Please retype the data in full and exactly; the pictures are not part of the copy.

## BEGIN Raw records

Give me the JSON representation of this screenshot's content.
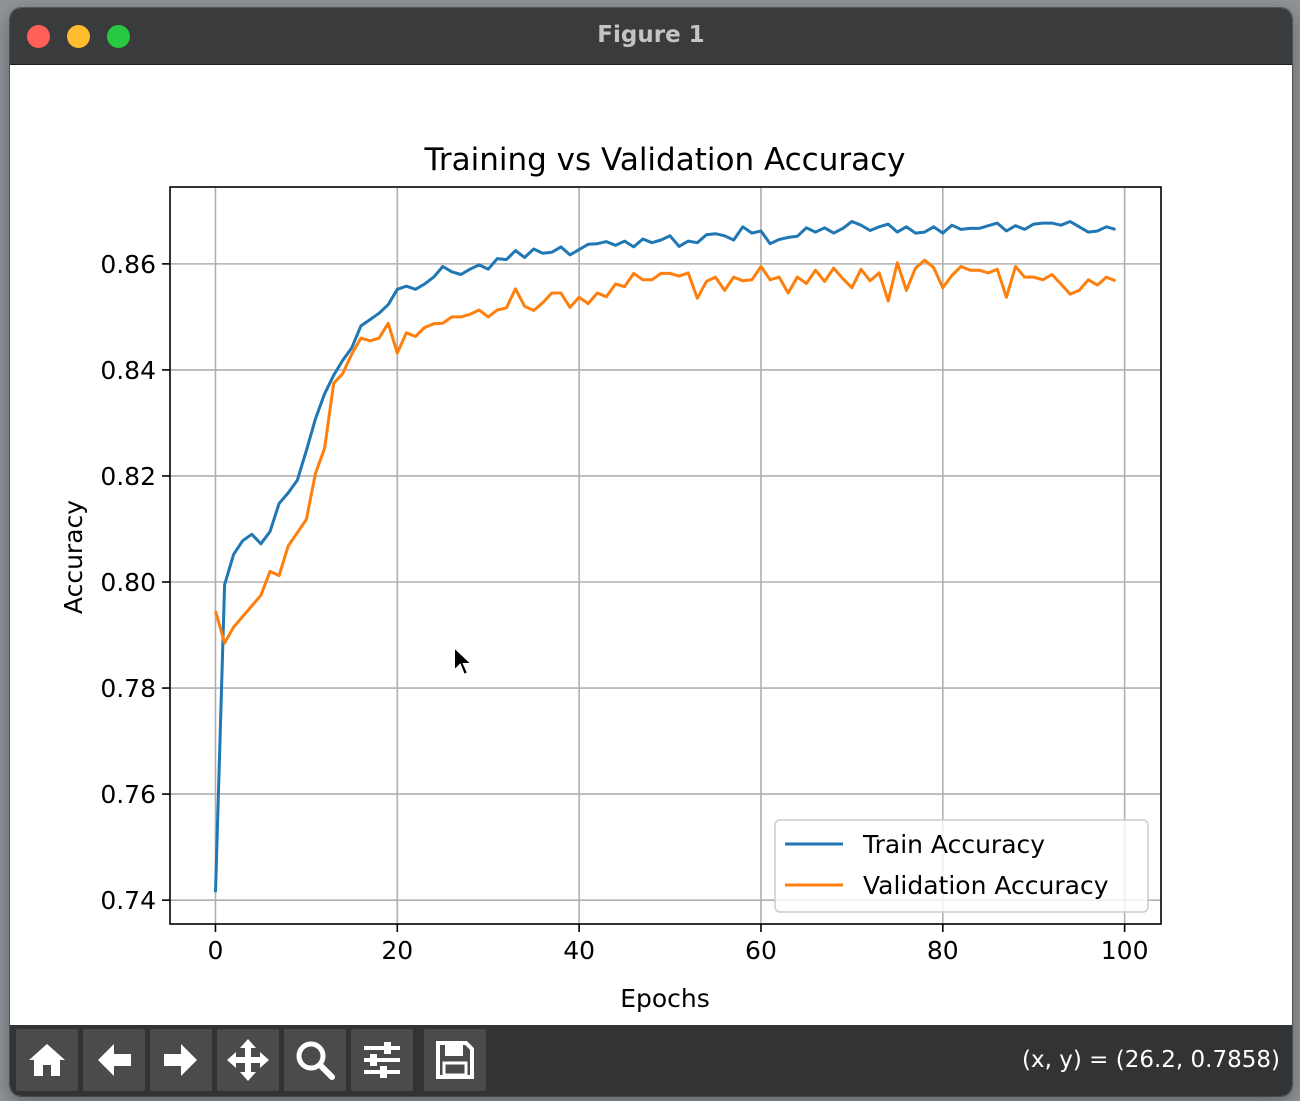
{
  "window": {
    "title": "Figure 1"
  },
  "toolbar": {
    "tools": [
      {
        "name": "home",
        "icon": "home-icon"
      },
      {
        "name": "back",
        "icon": "arrow-left-icon"
      },
      {
        "name": "forward",
        "icon": "arrow-right-icon"
      },
      {
        "name": "pan",
        "icon": "move-icon"
      },
      {
        "name": "zoom",
        "icon": "magnifier-icon"
      },
      {
        "name": "configure-subplots",
        "icon": "sliders-icon"
      },
      {
        "name": "save",
        "icon": "floppy-disk-icon"
      }
    ],
    "coords": "(x, y) = (26.2, 0.7858)"
  },
  "chart_data": {
    "type": "line",
    "title": "Training vs Validation Accuracy",
    "xlabel": "Epochs",
    "ylabel": "Accuracy",
    "xlim": [
      -5,
      104
    ],
    "ylim": [
      0.7355,
      0.8745
    ],
    "xticks": [
      0,
      20,
      40,
      60,
      80,
      100
    ],
    "yticks": [
      0.74,
      0.76,
      0.78,
      0.8,
      0.82,
      0.84,
      0.86
    ],
    "ytick_labels": [
      "0.74",
      "0.76",
      "0.78",
      "0.80",
      "0.82",
      "0.84",
      "0.86"
    ],
    "grid": true,
    "legend": "lower-right",
    "series": [
      {
        "name": "Train Accuracy",
        "color": "#1f77b4",
        "values": [
          0.7415,
          0.7995,
          0.8052,
          0.8078,
          0.809,
          0.8072,
          0.8095,
          0.8148,
          0.8168,
          0.8192,
          0.8248,
          0.8308,
          0.8355,
          0.839,
          0.8418,
          0.8442,
          0.8483,
          0.8495,
          0.8507,
          0.8523,
          0.8552,
          0.8558,
          0.8552,
          0.8562,
          0.8575,
          0.8595,
          0.8585,
          0.858,
          0.859,
          0.8598,
          0.859,
          0.861,
          0.8608,
          0.8625,
          0.8612,
          0.8628,
          0.862,
          0.8622,
          0.8632,
          0.8617,
          0.8627,
          0.8637,
          0.8638,
          0.8642,
          0.8635,
          0.8643,
          0.8632,
          0.8647,
          0.864,
          0.8645,
          0.8653,
          0.8633,
          0.8643,
          0.864,
          0.8655,
          0.8657,
          0.8653,
          0.8645,
          0.867,
          0.8658,
          0.8662,
          0.8638,
          0.8646,
          0.865,
          0.8652,
          0.8668,
          0.866,
          0.8668,
          0.8658,
          0.8667,
          0.868,
          0.8673,
          0.8663,
          0.867,
          0.8675,
          0.866,
          0.867,
          0.8658,
          0.866,
          0.867,
          0.8658,
          0.8673,
          0.8665,
          0.8667,
          0.8667,
          0.8672,
          0.8677,
          0.8662,
          0.8672,
          0.8665,
          0.8675,
          0.8677,
          0.8677,
          0.8673,
          0.868,
          0.867,
          0.866,
          0.8662,
          0.867,
          0.8665
        ]
      },
      {
        "name": "Validation Accuracy",
        "color": "#ff7f0e",
        "values": [
          0.7945,
          0.7885,
          0.7915,
          0.7935,
          0.7955,
          0.7975,
          0.802,
          0.8012,
          0.8068,
          0.8093,
          0.8118,
          0.8205,
          0.8252,
          0.8375,
          0.8393,
          0.843,
          0.846,
          0.8455,
          0.846,
          0.8488,
          0.8432,
          0.847,
          0.8463,
          0.848,
          0.8487,
          0.8488,
          0.85,
          0.85,
          0.8505,
          0.8513,
          0.85,
          0.8513,
          0.8517,
          0.8553,
          0.852,
          0.8512,
          0.8527,
          0.8545,
          0.8545,
          0.8518,
          0.8537,
          0.8525,
          0.8545,
          0.8538,
          0.8562,
          0.8557,
          0.8582,
          0.857,
          0.857,
          0.8582,
          0.8582,
          0.8577,
          0.8583,
          0.8535,
          0.8567,
          0.8575,
          0.855,
          0.8575,
          0.8568,
          0.857,
          0.8595,
          0.857,
          0.8575,
          0.8545,
          0.8575,
          0.8563,
          0.8588,
          0.8567,
          0.8592,
          0.8572,
          0.8555,
          0.859,
          0.8568,
          0.8583,
          0.853,
          0.8602,
          0.855,
          0.8592,
          0.8607,
          0.8593,
          0.8555,
          0.8578,
          0.8595,
          0.8588,
          0.8588,
          0.8583,
          0.859,
          0.8537,
          0.8595,
          0.8575,
          0.8575,
          0.857,
          0.858,
          0.8562,
          0.8543,
          0.855,
          0.857,
          0.856,
          0.8575,
          0.8568
        ]
      }
    ]
  }
}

## END Raw records

**Response to this task**
Give me the JSON representation of this screenshot's content.
{
  "window": {
    "title": "Figure 1"
  },
  "toolbar": {
    "tools": [
      {
        "name": "home",
        "icon": "home-icon"
      },
      {
        "name": "back",
        "icon": "arrow-left-icon"
      },
      {
        "name": "forward",
        "icon": "arrow-right-icon"
      },
      {
        "name": "pan",
        "icon": "move-icon"
      },
      {
        "name": "zoom",
        "icon": "magnifier-icon"
      },
      {
        "name": "configure-subplots",
        "icon": "sliders-icon"
      },
      {
        "name": "save",
        "icon": "floppy-disk-icon"
      }
    ],
    "coords": "(x, y) = (26.2, 0.7858)"
  },
  "chart_data": {
    "type": "line",
    "title": "Training vs Validation Accuracy",
    "xlabel": "Epochs",
    "ylabel": "Accuracy",
    "xlim": [
      -5,
      104
    ],
    "ylim": [
      0.7355,
      0.8745
    ],
    "xticks": [
      0,
      20,
      40,
      60,
      80,
      100
    ],
    "yticks": [
      0.74,
      0.76,
      0.78,
      0.8,
      0.82,
      0.84,
      0.86
    ],
    "ytick_labels": [
      "0.74",
      "0.76",
      "0.78",
      "0.80",
      "0.82",
      "0.84",
      "0.86"
    ],
    "grid": true,
    "legend": "lower-right",
    "series": [
      {
        "name": "Train Accuracy",
        "color": "#1f77b4",
        "values": [
          0.7415,
          0.7995,
          0.8052,
          0.8078,
          0.809,
          0.8072,
          0.8095,
          0.8148,
          0.8168,
          0.8192,
          0.8248,
          0.8308,
          0.8355,
          0.839,
          0.8418,
          0.8442,
          0.8483,
          0.8495,
          0.8507,
          0.8523,
          0.8552,
          0.8558,
          0.8552,
          0.8562,
          0.8575,
          0.8595,
          0.8585,
          0.858,
          0.859,
          0.8598,
          0.859,
          0.861,
          0.8608,
          0.8625,
          0.8612,
          0.8628,
          0.862,
          0.8622,
          0.8632,
          0.8617,
          0.8627,
          0.8637,
          0.8638,
          0.8642,
          0.8635,
          0.8643,
          0.8632,
          0.8647,
          0.864,
          0.8645,
          0.8653,
          0.8633,
          0.8643,
          0.864,
          0.8655,
          0.8657,
          0.8653,
          0.8645,
          0.867,
          0.8658,
          0.8662,
          0.8638,
          0.8646,
          0.865,
          0.8652,
          0.8668,
          0.866,
          0.8668,
          0.8658,
          0.8667,
          0.868,
          0.8673,
          0.8663,
          0.867,
          0.8675,
          0.866,
          0.867,
          0.8658,
          0.866,
          0.867,
          0.8658,
          0.8673,
          0.8665,
          0.8667,
          0.8667,
          0.8672,
          0.8677,
          0.8662,
          0.8672,
          0.8665,
          0.8675,
          0.8677,
          0.8677,
          0.8673,
          0.868,
          0.867,
          0.866,
          0.8662,
          0.867,
          0.8665
        ]
      },
      {
        "name": "Validation Accuracy",
        "color": "#ff7f0e",
        "values": [
          0.7945,
          0.7885,
          0.7915,
          0.7935,
          0.7955,
          0.7975,
          0.802,
          0.8012,
          0.8068,
          0.8093,
          0.8118,
          0.8205,
          0.8252,
          0.8375,
          0.8393,
          0.843,
          0.846,
          0.8455,
          0.846,
          0.8488,
          0.8432,
          0.847,
          0.8463,
          0.848,
          0.8487,
          0.8488,
          0.85,
          0.85,
          0.8505,
          0.8513,
          0.85,
          0.8513,
          0.8517,
          0.8553,
          0.852,
          0.8512,
          0.8527,
          0.8545,
          0.8545,
          0.8518,
          0.8537,
          0.8525,
          0.8545,
          0.8538,
          0.8562,
          0.8557,
          0.8582,
          0.857,
          0.857,
          0.8582,
          0.8582,
          0.8577,
          0.8583,
          0.8535,
          0.8567,
          0.8575,
          0.855,
          0.8575,
          0.8568,
          0.857,
          0.8595,
          0.857,
          0.8575,
          0.8545,
          0.8575,
          0.8563,
          0.8588,
          0.8567,
          0.8592,
          0.8572,
          0.8555,
          0.859,
          0.8568,
          0.8583,
          0.853,
          0.8602,
          0.855,
          0.8592,
          0.8607,
          0.8593,
          0.8555,
          0.8578,
          0.8595,
          0.8588,
          0.8588,
          0.8583,
          0.859,
          0.8537,
          0.8595,
          0.8575,
          0.8575,
          0.857,
          0.858,
          0.8562,
          0.8543,
          0.855,
          0.857,
          0.856,
          0.8575,
          0.8568
        ]
      }
    ]
  }
}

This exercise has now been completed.